-- Start Data section --

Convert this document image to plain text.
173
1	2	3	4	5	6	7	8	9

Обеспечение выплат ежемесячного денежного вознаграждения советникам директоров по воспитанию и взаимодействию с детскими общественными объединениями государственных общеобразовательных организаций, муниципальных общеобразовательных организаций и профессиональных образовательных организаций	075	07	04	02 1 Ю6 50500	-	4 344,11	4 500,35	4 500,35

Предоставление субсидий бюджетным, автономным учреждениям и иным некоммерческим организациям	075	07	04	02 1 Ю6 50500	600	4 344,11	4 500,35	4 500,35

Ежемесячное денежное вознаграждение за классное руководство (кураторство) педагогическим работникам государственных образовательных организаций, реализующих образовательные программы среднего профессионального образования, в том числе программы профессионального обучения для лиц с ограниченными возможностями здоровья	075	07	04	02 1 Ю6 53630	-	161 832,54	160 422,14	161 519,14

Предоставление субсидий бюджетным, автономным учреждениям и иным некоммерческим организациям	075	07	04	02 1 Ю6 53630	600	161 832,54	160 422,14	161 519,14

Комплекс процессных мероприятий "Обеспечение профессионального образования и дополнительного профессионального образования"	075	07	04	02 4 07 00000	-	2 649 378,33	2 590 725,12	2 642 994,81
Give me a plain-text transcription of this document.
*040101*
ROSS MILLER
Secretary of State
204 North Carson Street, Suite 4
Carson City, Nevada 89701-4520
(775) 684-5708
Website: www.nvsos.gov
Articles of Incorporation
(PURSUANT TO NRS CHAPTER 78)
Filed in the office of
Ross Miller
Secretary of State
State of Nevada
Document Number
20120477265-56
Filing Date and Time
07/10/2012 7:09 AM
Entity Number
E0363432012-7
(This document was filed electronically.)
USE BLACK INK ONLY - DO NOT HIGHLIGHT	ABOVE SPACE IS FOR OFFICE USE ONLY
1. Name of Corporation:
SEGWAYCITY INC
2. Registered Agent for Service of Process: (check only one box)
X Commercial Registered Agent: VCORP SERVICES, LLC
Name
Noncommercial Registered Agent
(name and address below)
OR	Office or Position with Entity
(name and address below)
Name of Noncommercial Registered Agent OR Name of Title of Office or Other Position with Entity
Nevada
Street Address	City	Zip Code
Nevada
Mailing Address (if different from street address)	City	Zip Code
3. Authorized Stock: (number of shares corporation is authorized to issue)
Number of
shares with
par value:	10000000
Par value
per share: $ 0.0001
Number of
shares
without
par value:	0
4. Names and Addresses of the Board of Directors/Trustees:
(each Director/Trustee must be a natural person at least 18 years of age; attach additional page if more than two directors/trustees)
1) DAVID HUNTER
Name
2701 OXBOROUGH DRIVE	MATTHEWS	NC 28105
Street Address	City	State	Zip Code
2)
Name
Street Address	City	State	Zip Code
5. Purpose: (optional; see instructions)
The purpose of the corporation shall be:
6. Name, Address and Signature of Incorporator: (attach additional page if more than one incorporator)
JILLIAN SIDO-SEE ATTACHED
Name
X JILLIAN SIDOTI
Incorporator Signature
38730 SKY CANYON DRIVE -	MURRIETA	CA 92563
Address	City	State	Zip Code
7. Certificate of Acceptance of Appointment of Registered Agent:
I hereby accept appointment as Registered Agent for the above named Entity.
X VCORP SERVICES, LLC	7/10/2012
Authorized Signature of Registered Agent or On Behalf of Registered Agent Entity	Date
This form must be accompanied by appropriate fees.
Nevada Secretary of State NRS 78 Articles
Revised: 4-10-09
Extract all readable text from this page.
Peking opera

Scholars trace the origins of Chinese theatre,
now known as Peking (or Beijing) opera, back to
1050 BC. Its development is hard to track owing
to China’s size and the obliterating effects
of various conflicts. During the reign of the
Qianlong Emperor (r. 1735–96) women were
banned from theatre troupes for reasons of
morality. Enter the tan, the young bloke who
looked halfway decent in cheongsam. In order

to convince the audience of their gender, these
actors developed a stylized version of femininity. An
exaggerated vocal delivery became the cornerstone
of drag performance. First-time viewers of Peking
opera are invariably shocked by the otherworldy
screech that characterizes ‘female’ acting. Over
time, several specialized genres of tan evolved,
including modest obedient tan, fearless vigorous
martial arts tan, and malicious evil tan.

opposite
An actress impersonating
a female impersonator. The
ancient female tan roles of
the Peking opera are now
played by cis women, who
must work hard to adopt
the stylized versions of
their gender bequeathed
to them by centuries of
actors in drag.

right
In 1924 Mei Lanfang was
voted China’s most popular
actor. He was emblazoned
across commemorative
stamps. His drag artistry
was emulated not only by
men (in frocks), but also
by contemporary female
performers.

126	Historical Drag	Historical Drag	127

-- End Data section --

### Task to carry out
Extract, word for word, each line of the listing above.

### Response to this task
Convert this document image to plain text.
173
1	2	3	4	5	6	7	8	9

Обеспечение выплат ежемесячного денежного вознаграждения советникам директоров по воспитанию и взаимодействию с детскими общественными объединениями государственных общеобразовательных организаций, муниципальных общеобразовательных организаций и профессиональных образовательных организаций	075	07	04	02 1 Ю6 50500	-	4 344,11	4 500,35	4 500,35

Предоставление субсидий бюджетным, автономным учреждениям и иным некоммерческим организациям	075	07	04	02 1 Ю6 50500	600	4 344,11	4 500,35	4 500,35

Ежемесячное денежное вознаграждение за классное руководство (кураторство) педагогическим работникам государственных образовательных организаций, реализующих образовательные программы среднего профессионального образования, в том числе программы профессионального обучения для лиц с ограниченными возможностями здоровья	075	07	04	02 1 Ю6 53630	-	161 832,54	160 422,14	161 519,14

Предоставление субсидий бюджетным, автономным учреждениям и иным некоммерческим организациям	075	07	04	02 1 Ю6 53630	600	161 832,54	160 422,14	161 519,14

Комплекс процессных мероприятий "Обеспечение профессионального образования и дополнительного профессионального образования"	075	07	04	02 4 07 00000	-	2 649 378,33	2 590 725,12	2 642 994,81
Give me a plain-text transcription of this document.
*040101*
ROSS MILLER
Secretary of State
204 North Carson Street, Suite 4
Carson City, Nevada 89701-4520
(775) 684-5708
Website: www.nvsos.gov
Articles of Incorporation
(PURSUANT TO NRS CHAPTER 78)
Filed in the office of
Ross Miller
Secretary of State
State of Nevada
Document Number
20120477265-56
Filing Date and Time
07/10/2012 7:09 AM
Entity Number
E0363432012-7
(This document was filed electronically.)
USE BLACK INK ONLY - DO NOT HIGHLIGHT	ABOVE SPACE IS FOR OFFICE USE ONLY
1. Name of Corporation:
SEGWAYCITY INC
2. Registered Agent for Service of Process: (check only one box)
X Commercial Registered Agent: VCORP SERVICES, LLC
Name
Noncommercial Registered Agent
(name and address below)
OR	Office or Position with Entity
(name and address below)
Name of Noncommercial Registered Agent OR Name of Title of Office or Other Position with Entity
Nevada
Street Address	City	Zip Code
Nevada
Mailing Address (if different from street address)	City	Zip Code
3. Authorized Stock: (number of shares corporation is authorized to issue)
Number of
shares with
par value:	10000000
Par value
per share: $ 0.0001
Number of
shares
without
par value:	0
4. Names and Addresses of the Board of Directors/Trustees:
(each Director/Trustee must be a natural person at least 18 years of age; attach additional page if more than two directors/trustees)
1) DAVID HUNTER
Name
2701 OXBOROUGH DRIVE	MATTHEWS	NC 28105
Street Address	City	State	Zip Code
2)
Name
Street Address	City	State	Zip Code
5. Purpose: (optional; see instructions)
The purpose of the corporation shall be:
6. Name, Address and Signature of Incorporator: (attach additional page if more than one incorporator)
JILLIAN SIDO-SEE ATTACHED
Name
X JILLIAN SIDOTI
Incorporator Signature
38730 SKY CANYON DRIVE -	MURRIETA	CA 92563
Address	City	State	Zip Code
7. Certificate of Acceptance of Appointment of Registered Agent:
I hereby accept appointment as Registered Agent for the above named Entity.
X VCORP SERVICES, LLC	7/10/2012
Authorized Signature of Registered Agent or On Behalf of Registered Agent Entity	Date
This form must be accompanied by appropriate fees.
Nevada Secretary of State NRS 78 Articles
Revised: 4-10-09
Extract all readable text from this page.
Peking opera

Scholars trace the origins of Chinese theatre,
now known as Peking (or Beijing) opera, back to
1050 BC. Its development is hard to track owing
to China’s size and the obliterating effects
of various conflicts. During the reign of the
Qianlong Emperor (r. 1735–96) women were
banned from theatre troupes for reasons of
morality. Enter the tan, the young bloke who
looked halfway decent in cheongsam. In order

to convince the audience of their gender, these
actors developed a stylized version of femininity. An
exaggerated vocal delivery became the cornerstone
of drag performance. First-time viewers of Peking
opera are invariably shocked by the otherworldy
screech that characterizes ‘female’ acting. Over
time, several specialized genres of tan evolved,
including modest obedient tan, fearless vigorous
martial arts tan, and malicious evil tan.

opposite
An actress impersonating
a female impersonator. The
ancient female tan roles of
the Peking opera are now
played by cis women, who
must work hard to adopt
the stylized versions of
their gender bequeathed
to them by centuries of
actors in drag.

right
In 1924 Mei Lanfang was
voted China’s most popular
actor. He was emblazoned
across commemorative
stamps. His drag artistry
was emulated not only by
men (in frocks), but also
by contemporary female
performers.

126	Historical Drag	Historical Drag	127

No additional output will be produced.